→ **Written task**
The data below should be restated word for word, with every picture omitted.

___

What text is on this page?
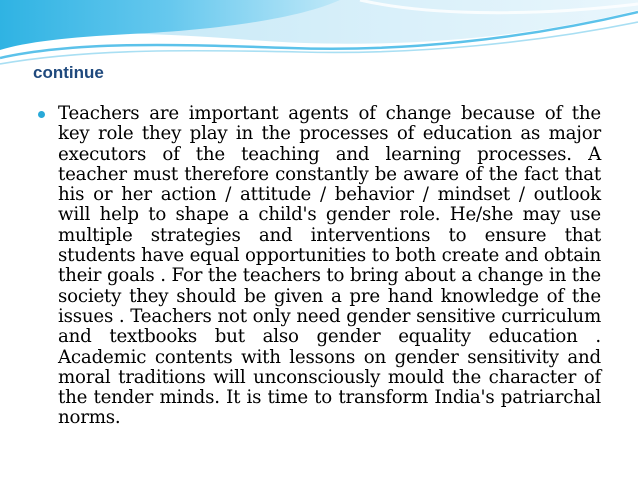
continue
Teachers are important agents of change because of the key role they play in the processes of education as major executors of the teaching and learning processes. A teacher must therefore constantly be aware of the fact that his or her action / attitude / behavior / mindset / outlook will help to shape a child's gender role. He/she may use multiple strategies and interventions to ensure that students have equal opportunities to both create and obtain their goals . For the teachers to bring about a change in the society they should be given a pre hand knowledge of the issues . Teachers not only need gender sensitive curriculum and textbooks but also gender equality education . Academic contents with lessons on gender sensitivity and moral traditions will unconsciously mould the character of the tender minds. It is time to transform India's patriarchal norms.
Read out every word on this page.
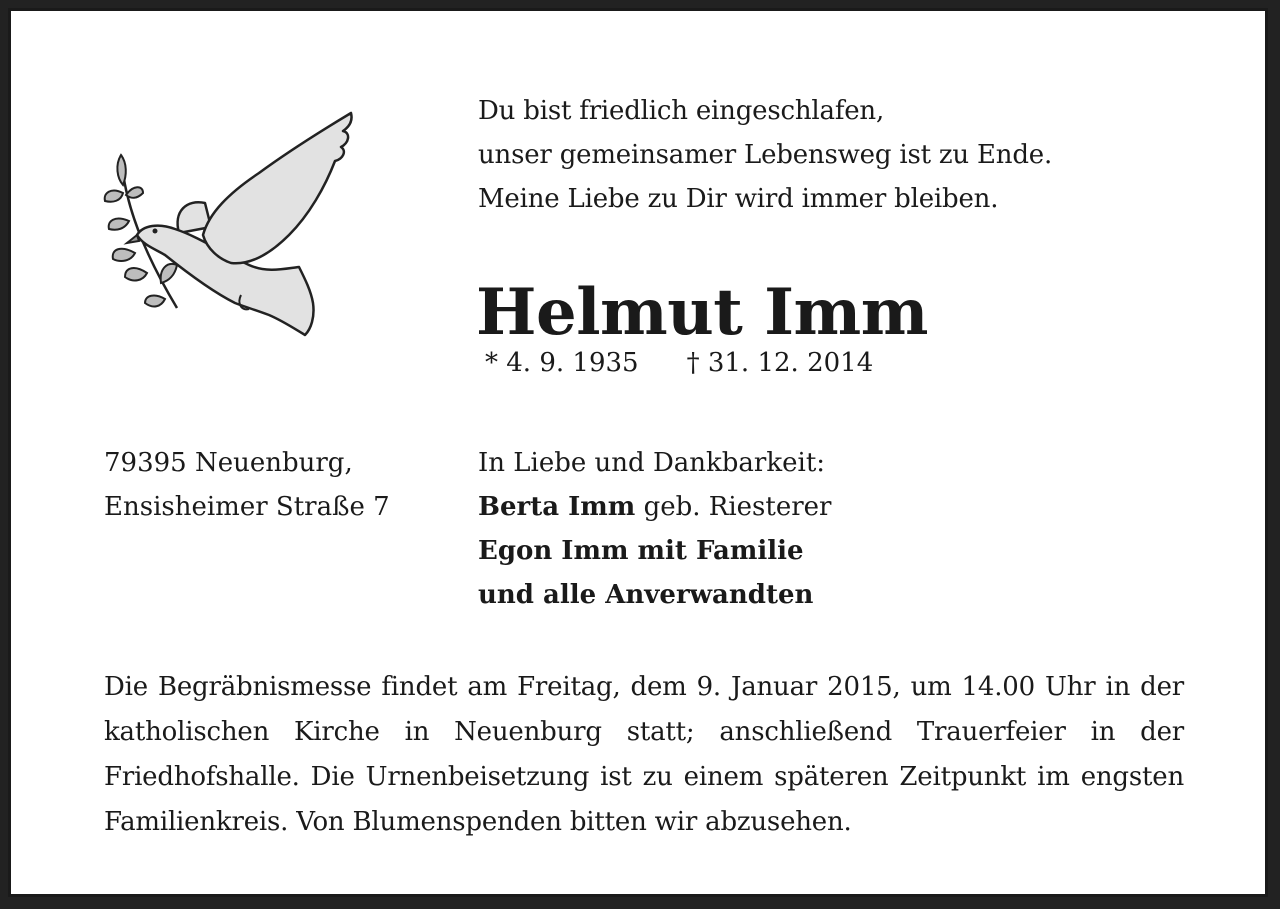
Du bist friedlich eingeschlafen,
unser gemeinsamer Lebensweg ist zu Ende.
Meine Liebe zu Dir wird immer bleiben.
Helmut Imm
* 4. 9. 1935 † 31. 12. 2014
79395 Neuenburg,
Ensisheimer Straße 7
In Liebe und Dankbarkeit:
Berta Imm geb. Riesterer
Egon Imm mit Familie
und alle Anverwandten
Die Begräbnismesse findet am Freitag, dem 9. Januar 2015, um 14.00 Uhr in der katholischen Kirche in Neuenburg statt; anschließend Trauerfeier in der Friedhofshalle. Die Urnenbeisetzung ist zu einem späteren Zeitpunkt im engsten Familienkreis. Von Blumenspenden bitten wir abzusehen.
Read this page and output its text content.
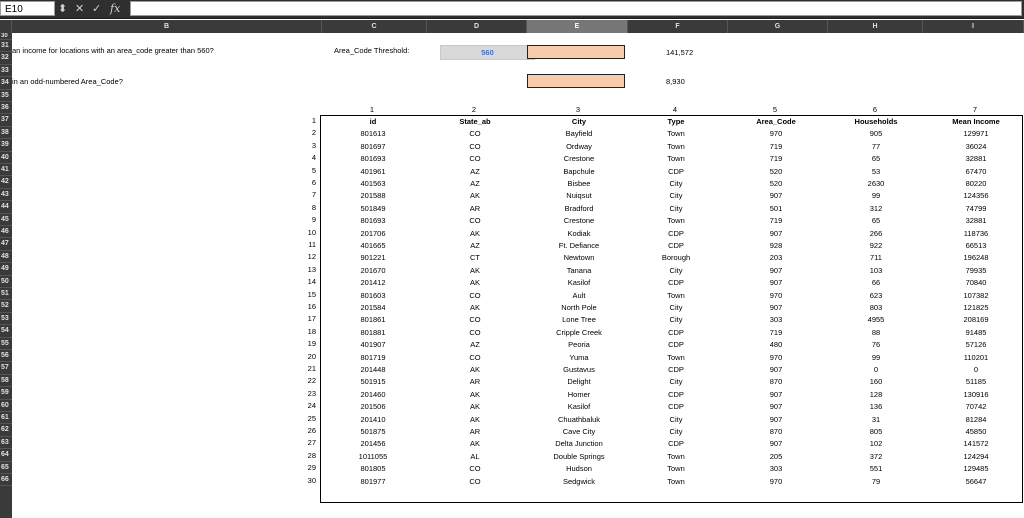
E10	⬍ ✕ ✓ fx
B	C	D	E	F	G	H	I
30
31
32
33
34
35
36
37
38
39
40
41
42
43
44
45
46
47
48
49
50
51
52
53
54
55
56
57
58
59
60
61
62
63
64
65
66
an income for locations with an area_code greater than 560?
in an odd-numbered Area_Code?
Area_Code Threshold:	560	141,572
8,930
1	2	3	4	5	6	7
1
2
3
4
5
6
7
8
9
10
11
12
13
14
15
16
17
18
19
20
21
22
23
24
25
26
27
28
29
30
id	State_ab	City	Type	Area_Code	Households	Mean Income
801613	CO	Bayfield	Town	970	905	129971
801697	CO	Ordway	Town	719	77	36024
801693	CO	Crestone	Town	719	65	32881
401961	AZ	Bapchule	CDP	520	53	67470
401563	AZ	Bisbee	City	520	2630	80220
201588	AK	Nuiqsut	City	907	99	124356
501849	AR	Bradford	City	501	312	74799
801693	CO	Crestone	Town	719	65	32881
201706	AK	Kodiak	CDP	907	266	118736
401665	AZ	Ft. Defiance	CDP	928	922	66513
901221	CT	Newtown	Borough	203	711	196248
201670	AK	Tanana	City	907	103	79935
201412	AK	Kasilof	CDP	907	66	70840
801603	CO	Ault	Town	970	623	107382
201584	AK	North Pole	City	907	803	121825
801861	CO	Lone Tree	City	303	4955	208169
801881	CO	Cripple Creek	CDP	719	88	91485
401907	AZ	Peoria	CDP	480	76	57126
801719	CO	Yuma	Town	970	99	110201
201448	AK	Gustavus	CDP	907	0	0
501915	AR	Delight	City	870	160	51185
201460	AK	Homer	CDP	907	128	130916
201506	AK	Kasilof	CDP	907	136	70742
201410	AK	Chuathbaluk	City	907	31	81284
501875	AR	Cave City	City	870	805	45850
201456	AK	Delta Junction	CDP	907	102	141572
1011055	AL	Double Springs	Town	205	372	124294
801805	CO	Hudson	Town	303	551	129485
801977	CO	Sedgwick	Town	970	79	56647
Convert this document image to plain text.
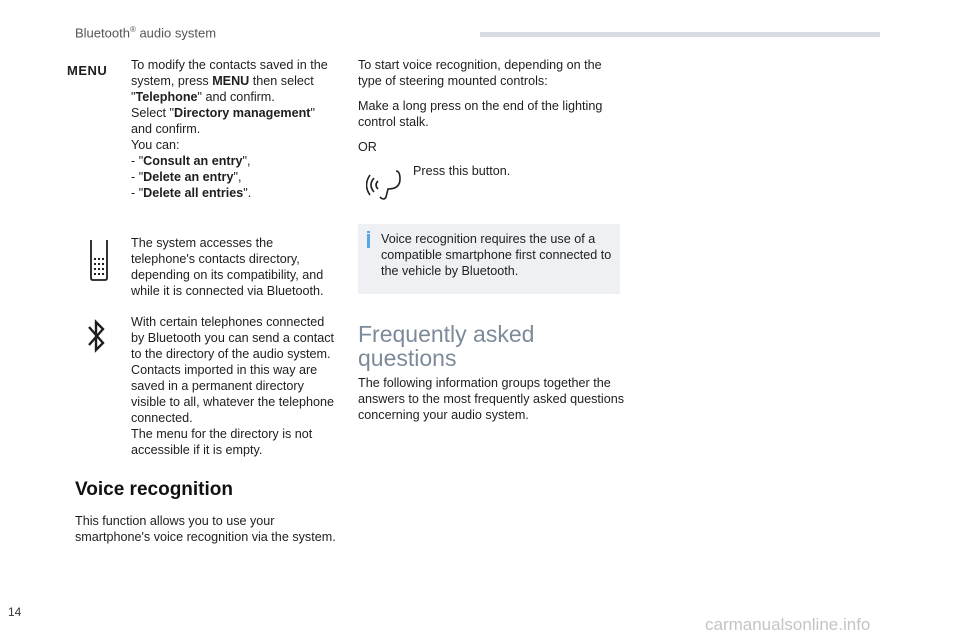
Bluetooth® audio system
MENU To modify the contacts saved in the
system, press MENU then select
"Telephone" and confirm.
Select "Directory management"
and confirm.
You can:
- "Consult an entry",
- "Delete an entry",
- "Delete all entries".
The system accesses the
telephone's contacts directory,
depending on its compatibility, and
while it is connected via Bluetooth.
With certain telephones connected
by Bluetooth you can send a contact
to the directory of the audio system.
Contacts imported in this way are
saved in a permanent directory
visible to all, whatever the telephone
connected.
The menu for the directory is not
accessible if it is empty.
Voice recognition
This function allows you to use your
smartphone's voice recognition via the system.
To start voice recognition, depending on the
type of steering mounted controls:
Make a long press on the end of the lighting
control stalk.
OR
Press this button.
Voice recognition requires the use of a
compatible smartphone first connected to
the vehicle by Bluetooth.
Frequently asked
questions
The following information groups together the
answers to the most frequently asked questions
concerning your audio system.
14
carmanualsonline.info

___

→ **Answer in full**
What text is on this page?
continue
Teachers are important agents of change because of the key role they play in the processes of education as major executors of the teaching and learning processes. A teacher must therefore constantly be aware of the fact that his or her action / attitude / behavior / mindset / outlook will help to shape a child's gender role. He/she may use multiple strategies and interventions to ensure that students have equal opportunities to both create and obtain their goals . For the teachers to bring about a change in the society they should be given a pre hand knowledge of the issues . Teachers not only need gender sensitive curriculum and textbooks but also gender equality education . Academic contents with lessons on gender sensitivity and moral traditions will unconsciously mould the character of the tender minds. It is time to transform India's patriarchal norms.
Read out every word on this page.
Du bist friedlich eingeschlafen,
unser gemeinsamer Lebensweg ist zu Ende.
Meine Liebe zu Dir wird immer bleiben.
Helmut Imm
* 4. 9. 1935 † 31. 12. 2014
79395 Neuenburg,
Ensisheimer Straße 7
In Liebe und Dankbarkeit:
Berta Imm geb. Riesterer
Egon Imm mit Familie
und alle Anverwandten
Die Begräbnismesse findet am Freitag, dem 9. Januar 2015, um 14.00 Uhr in der katholischen Kirche in Neuenburg statt; anschließend Trauerfeier in der Friedhofshalle. Die Urnenbeisetzung ist zu einem späteren Zeitpunkt im engsten Familienkreis. Von Blumenspenden bitten wir abzusehen.
Read this page and output its text content.
E10	⬍ ✕ ✓ fx
B	C	D	E	F	G	H	I
30
31
32
33
34
35
36
37
38
39
40
41
42
43
44
45
46
47
48
49
50
51
52
53
54
55
56
57
58
59
60
61
62
63
64
65
66
an income for locations with an area_code greater than 560?
in an odd-numbered Area_Code?
Area_Code Threshold:	560	141,572
8,930
1	2	3	4	5	6	7
1
2
3
4
5
6
7
8
9
10
11
12
13
14
15
16
17
18
19
20
21
22
23
24
25
26
27
28
29
30
id	State_ab	City	Type	Area_Code	Households	Mean Income
801613	CO	Bayfield	Town	970	905	129971
801697	CO	Ordway	Town	719	77	36024
801693	CO	Crestone	Town	719	65	32881
401961	AZ	Bapchule	CDP	520	53	67470
401563	AZ	Bisbee	City	520	2630	80220
201588	AK	Nuiqsut	City	907	99	124356
501849	AR	Bradford	City	501	312	74799
801693	CO	Crestone	Town	719	65	32881
201706	AK	Kodiak	CDP	907	266	118736
401665	AZ	Ft. Defiance	CDP	928	922	66513
901221	CT	Newtown	Borough	203	711	196248
201670	AK	Tanana	City	907	103	79935
201412	AK	Kasilof	CDP	907	66	70840
801603	CO	Ault	Town	970	623	107382
201584	AK	North Pole	City	907	803	121825
801861	CO	Lone Tree	City	303	4955	208169
801881	CO	Cripple Creek	CDP	719	88	91485
401907	AZ	Peoria	CDP	480	76	57126
801719	CO	Yuma	Town	970	99	110201
201448	AK	Gustavus	CDP	907	0	0
501915	AR	Delight	City	870	160	51185
201460	AK	Homer	CDP	907	128	130916
201506	AK	Kasilof	CDP	907	136	70742
201410	AK	Chuathbaluk	City	907	31	81284
501875	AR	Cave City	City	870	805	45850
201456	AK	Delta Junction	CDP	907	102	141572
1011055	AL	Double Springs	Town	205	372	124294
801805	CO	Hudson	Town	303	551	129485
801977	CO	Sedgwick	Town	970	79	56647
Convert this document image to plain text.
Bluetooth® audio system
MENU To modify the contacts saved in the
system, press MENU then select
"Telephone" and confirm.
Select "Directory management"
and confirm.
You can:
- "Consult an entry",
- "Delete an entry",
- "Delete all entries".
The system accesses the
telephone's contacts directory,
depending on its compatibility, and
while it is connected via Bluetooth.
With certain telephones connected
by Bluetooth you can send a contact
to the directory of the audio system.
Contacts imported in this way are
saved in a permanent directory
visible to all, whatever the telephone
connected.
The menu for the directory is not
accessible if it is empty.
Voice recognition
This function allows you to use your
smartphone's voice recognition via the system.
To start voice recognition, depending on the
type of steering mounted controls:
Make a long press on the end of the lighting
control stalk.
OR
Press this button.
Voice recognition requires the use of a
compatible smartphone first connected to
the vehicle by Bluetooth.
Frequently asked
questions
The following information groups together the
answers to the most frequently asked questions
concerning your audio system.
14
carmanualsonline.info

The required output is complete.